Extract every line that contains the word "ustawy".

[Records from a data source]
▬▬▬
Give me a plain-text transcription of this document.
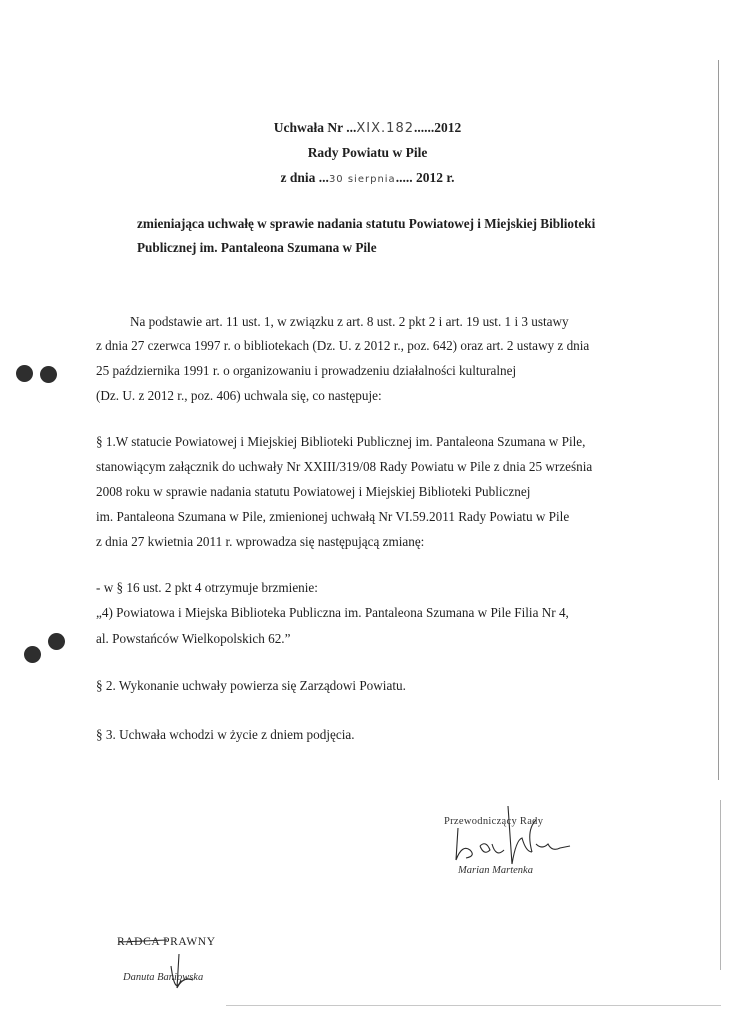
Uchwała Nr ...XIX.182......2012
Rady Powiatu w Pile
z dnia ...30 sierpnia..... 2012 r.
zmieniająca uchwałę w sprawie nadania statutu Powiatowej i Miejskiej Biblioteki
Publicznej im. Pantaleona Szumana w Pile
Na podstawie art. 11 ust. 1, w związku z art. 8 ust. 2 pkt 2 i art. 19 ust. 1 i 3 ustawy
z dnia 27 czerwca 1997 r. o bibliotekach (Dz. U. z 2012 r., poz. 642) oraz art. 2 ustawy z dnia
25 października 1991 r. o organizowaniu i prowadzeniu działalności kulturalnej
(Dz. U. z 2012 r., poz. 406) uchwala się, co następuje:
§ 1.W statucie Powiatowej i Miejskiej Biblioteki Publicznej im. Pantaleona Szumana w Pile,
stanowiącym załącznik do uchwały Nr XXIII/319/08 Rady Powiatu w Pile z dnia 25 września
2008 roku w sprawie nadania statutu Powiatowej i Miejskiej Biblioteki Publicznej
im. Pantaleona Szumana w Pile, zmienionej uchwałą Nr VI.59.2011 Rady Powiatu w Pile
z dnia 27 kwietnia 2011 r. wprowadza się następującą zmianę:
- w § 16 ust. 2 pkt 4 otrzymuje brzmienie:
„4) Powiatowa i Miejska Biblioteka Publiczna im. Pantaleona Szumana w Pile Filia Nr 4,
al. Powstańców Wielkopolskich 62.”
§ 2. Wykonanie uchwały powierza się Zarządowi Powiatu.
§ 3. Uchwała wchodzi w życie z dniem podjęcia.
Przewodniczący Rady
Marian Martenka
RADCA PRAWNY
Danuta Baniowska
▬▬▬
SOLVED EXERCISE
Na podstawie art. 11 ust. 1, w związku z art. 8 ust. 2 pkt 2 i art. 19 ust. 1 i 3 ustawy
z dnia 27 czerwca 1997 r. o bibliotekach (Dz. U. z 2012 r., poz. 642) oraz art. 2 ustawy z dnia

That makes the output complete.